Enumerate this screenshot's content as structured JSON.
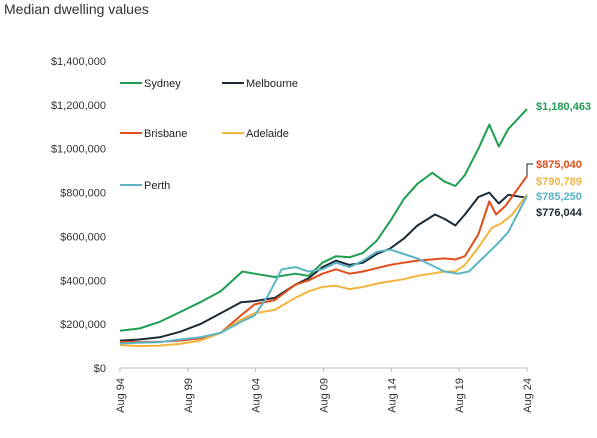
{
  "chart_data": {
    "type": "line",
    "title": "Median dwelling values",
    "xlabel": "",
    "ylabel": "",
    "x_ticks": [
      "Aug 94",
      "Aug 99",
      "Aug 04",
      "Aug 09",
      "Aug 14",
      "Aug 19",
      "Aug 24"
    ],
    "y_ticks": [
      "$0",
      "$200,000",
      "$400,000",
      "$600,000",
      "$800,000",
      "$1,000,000",
      "$1,200,000",
      "$1,400,000"
    ],
    "ylim": [
      0,
      1400000
    ],
    "xlim": [
      1994.58,
      2024.58
    ],
    "grid": false,
    "legend_position": "top-left",
    "series": [
      {
        "name": "Sydney",
        "color": "#1e9e50",
        "end_label": "$1,180,463",
        "x": [
          1994.58,
          1996,
          1997.5,
          1999,
          2000.5,
          2002,
          2003.6,
          2004.5,
          2006,
          2007.5,
          2008.5,
          2009.5,
          2010.5,
          2011.5,
          2012.5,
          2013.5,
          2014.5,
          2015.5,
          2016.5,
          2017.6,
          2018.5,
          2019.3,
          2020,
          2021,
          2021.8,
          2022.5,
          2023.2,
          2024.58
        ],
        "y": [
          170000,
          180000,
          210000,
          255000,
          300000,
          350000,
          440000,
          430000,
          415000,
          430000,
          420000,
          480000,
          510000,
          505000,
          525000,
          580000,
          670000,
          770000,
          840000,
          890000,
          850000,
          830000,
          880000,
          1000000,
          1110000,
          1010000,
          1090000,
          1180463
        ]
      },
      {
        "name": "Melbourne",
        "color": "#1c2b36",
        "end_label": "$776,044",
        "x": [
          1994.58,
          1996,
          1997.5,
          1999,
          2000.5,
          2002,
          2003.5,
          2004.5,
          2006,
          2007.5,
          2008.5,
          2009.5,
          2010.5,
          2011.5,
          2012.5,
          2013.5,
          2014.5,
          2015.5,
          2016.5,
          2017.8,
          2018.5,
          2019.3,
          2020,
          2021,
          2021.8,
          2022.5,
          2023.2,
          2024.58
        ],
        "y": [
          125000,
          130000,
          140000,
          165000,
          200000,
          250000,
          300000,
          305000,
          320000,
          380000,
          410000,
          460000,
          490000,
          470000,
          480000,
          520000,
          545000,
          590000,
          650000,
          700000,
          680000,
          650000,
          700000,
          780000,
          800000,
          750000,
          790000,
          776044
        ]
      },
      {
        "name": "Brisbane",
        "color": "#e04e1b",
        "end_label": "$875,040",
        "x": [
          1994.58,
          1996,
          1997.5,
          1999,
          2000.5,
          2002,
          2003.5,
          2004.5,
          2006,
          2007.5,
          2008.5,
          2009.5,
          2010.5,
          2011.5,
          2012.5,
          2013.5,
          2014.5,
          2015.5,
          2016.5,
          2017.5,
          2018.5,
          2019.3,
          2020,
          2021,
          2021.8,
          2022.3,
          2023,
          2024.58
        ],
        "y": [
          120000,
          118000,
          120000,
          125000,
          135000,
          160000,
          240000,
          290000,
          310000,
          380000,
          400000,
          430000,
          450000,
          430000,
          440000,
          455000,
          470000,
          480000,
          490000,
          495000,
          500000,
          495000,
          510000,
          610000,
          760000,
          700000,
          740000,
          875040
        ]
      },
      {
        "name": "Adelaide",
        "color": "#f2b43e",
        "end_label": "$790,789",
        "x": [
          1994.58,
          1996,
          1997.5,
          1999,
          2000.5,
          2002,
          2003.5,
          2004.5,
          2006,
          2007.5,
          2008.5,
          2009.5,
          2010.5,
          2011.5,
          2012.5,
          2013.5,
          2014.5,
          2015.5,
          2016.5,
          2017.5,
          2018.5,
          2019.3,
          2020,
          2021,
          2022,
          2022.7,
          2023.5,
          2024.58
        ],
        "y": [
          105000,
          100000,
          102000,
          110000,
          125000,
          160000,
          220000,
          250000,
          265000,
          320000,
          350000,
          370000,
          375000,
          360000,
          370000,
          385000,
          395000,
          405000,
          420000,
          430000,
          440000,
          440000,
          470000,
          550000,
          640000,
          660000,
          700000,
          790789
        ]
      },
      {
        "name": "Perth",
        "color": "#5bb5c4",
        "end_label": "$785,250",
        "x": [
          1994.58,
          1996,
          1997.5,
          1999,
          2000.5,
          2002,
          2003.5,
          2004.5,
          2005.5,
          2006.5,
          2007.5,
          2008.5,
          2009.5,
          2010.5,
          2011.5,
          2012.5,
          2013.5,
          2014.5,
          2015.5,
          2016.5,
          2017.5,
          2018.5,
          2019.5,
          2020.3,
          2021.3,
          2022.3,
          2023.2,
          2024.58
        ],
        "y": [
          112000,
          115000,
          118000,
          130000,
          140000,
          160000,
          210000,
          240000,
          330000,
          450000,
          460000,
          440000,
          450000,
          480000,
          460000,
          490000,
          530000,
          540000,
          520000,
          500000,
          470000,
          440000,
          430000,
          440000,
          500000,
          560000,
          620000,
          785250
        ]
      }
    ]
  }
}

=======

→ **What needs to be done**
Return all of the entries word for word, but omit the pictures.

→ **Reply**
Enumerate this screenshot's content as structured JSON.
{
  "chart_data": {
    "type": "line",
    "title": "Median dwelling values",
    "xlabel": "",
    "ylabel": "",
    "x_ticks": [
      "Aug 94",
      "Aug 99",
      "Aug 04",
      "Aug 09",
      "Aug 14",
      "Aug 19",
      "Aug 24"
    ],
    "y_ticks": [
      "$0",
      "$200,000",
      "$400,000",
      "$600,000",
      "$800,000",
      "$1,000,000",
      "$1,200,000",
      "$1,400,000"
    ],
    "ylim": [
      0,
      1400000
    ],
    "xlim": [
      1994.58,
      2024.58
    ],
    "grid": false,
    "legend_position": "top-left",
    "series": [
      {
        "name": "Sydney",
        "color": "#1e9e50",
        "end_label": "$1,180,463",
        "x": [
          1994.58,
          1996,
          1997.5,
          1999,
          2000.5,
          2002,
          2003.6,
          2004.5,
          2006,
          2007.5,
          2008.5,
          2009.5,
          2010.5,
          2011.5,
          2012.5,
          2013.5,
          2014.5,
          2015.5,
          2016.5,
          2017.6,
          2018.5,
          2019.3,
          2020,
          2021,
          2021.8,
          2022.5,
          2023.2,
          2024.58
        ],
        "y": [
          170000,
          180000,
          210000,
          255000,
          300000,
          350000,
          440000,
          430000,
          415000,
          430000,
          420000,
          480000,
          510000,
          505000,
          525000,
          580000,
          670000,
          770000,
          840000,
          890000,
          850000,
          830000,
          880000,
          1000000,
          1110000,
          1010000,
          1090000,
          1180463
        ]
      },
      {
        "name": "Melbourne",
        "color": "#1c2b36",
        "end_label": "$776,044",
        "x": [
          1994.58,
          1996,
          1997.5,
          1999,
          2000.5,
          2002,
          2003.5,
          2004.5,
          2006,
          2007.5,
          2008.5,
          2009.5,
          2010.5,
          2011.5,
          2012.5,
          2013.5,
          2014.5,
          2015.5,
          2016.5,
          2017.8,
          2018.5,
          2019.3,
          2020,
          2021,
          2021.8,
          2022.5,
          2023.2,
          2024.58
        ],
        "y": [
          125000,
          130000,
          140000,
          165000,
          200000,
          250000,
          300000,
          305000,
          320000,
          380000,
          410000,
          460000,
          490000,
          470000,
          480000,
          520000,
          545000,
          590000,
          650000,
          700000,
          680000,
          650000,
          700000,
          780000,
          800000,
          750000,
          790000,
          776044
        ]
      },
      {
        "name": "Brisbane",
        "color": "#e04e1b",
        "end_label": "$875,040",
        "x": [
          1994.58,
          1996,
          1997.5,
          1999,
          2000.5,
          2002,
          2003.5,
          2004.5,
          2006,
          2007.5,
          2008.5,
          2009.5,
          2010.5,
          2011.5,
          2012.5,
          2013.5,
          2014.5,
          2015.5,
          2016.5,
          2017.5,
          2018.5,
          2019.3,
          2020,
          2021,
          2021.8,
          2022.3,
          2023,
          2024.58
        ],
        "y": [
          120000,
          118000,
          120000,
          125000,
          135000,
          160000,
          240000,
          290000,
          310000,
          380000,
          400000,
          430000,
          450000,
          430000,
          440000,
          455000,
          470000,
          480000,
          490000,
          495000,
          500000,
          495000,
          510000,
          610000,
          760000,
          700000,
          740000,
          875040
        ]
      },
      {
        "name": "Adelaide",
        "color": "#f2b43e",
        "end_label": "$790,789",
        "x": [
          1994.58,
          1996,
          1997.5,
          1999,
          2000.5,
          2002,
          2003.5,
          2004.5,
          2006,
          2007.5,
          2008.5,
          2009.5,
          2010.5,
          2011.5,
          2012.5,
          2013.5,
          2014.5,
          2015.5,
          2016.5,
          2017.5,
          2018.5,
          2019.3,
          2020,
          2021,
          2022,
          2022.7,
          2023.5,
          2024.58
        ],
        "y": [
          105000,
          100000,
          102000,
          110000,
          125000,
          160000,
          220000,
          250000,
          265000,
          320000,
          350000,
          370000,
          375000,
          360000,
          370000,
          385000,
          395000,
          405000,
          420000,
          430000,
          440000,
          440000,
          470000,
          550000,
          640000,
          660000,
          700000,
          790789
        ]
      },
      {
        "name": "Perth",
        "color": "#5bb5c4",
        "end_label": "$785,250",
        "x": [
          1994.58,
          1996,
          1997.5,
          1999,
          2000.5,
          2002,
          2003.5,
          2004.5,
          2005.5,
          2006.5,
          2007.5,
          2008.5,
          2009.5,
          2010.5,
          2011.5,
          2012.5,
          2013.5,
          2014.5,
          2015.5,
          2016.5,
          2017.5,
          2018.5,
          2019.5,
          2020.3,
          2021.3,
          2022.3,
          2023.2,
          2024.58
        ],
        "y": [
          112000,
          115000,
          118000,
          130000,
          140000,
          160000,
          210000,
          240000,
          330000,
          450000,
          460000,
          440000,
          450000,
          480000,
          460000,
          490000,
          530000,
          540000,
          520000,
          500000,
          470000,
          440000,
          430000,
          440000,
          500000,
          560000,
          620000,
          785250
        ]
      }
    ]
  }
}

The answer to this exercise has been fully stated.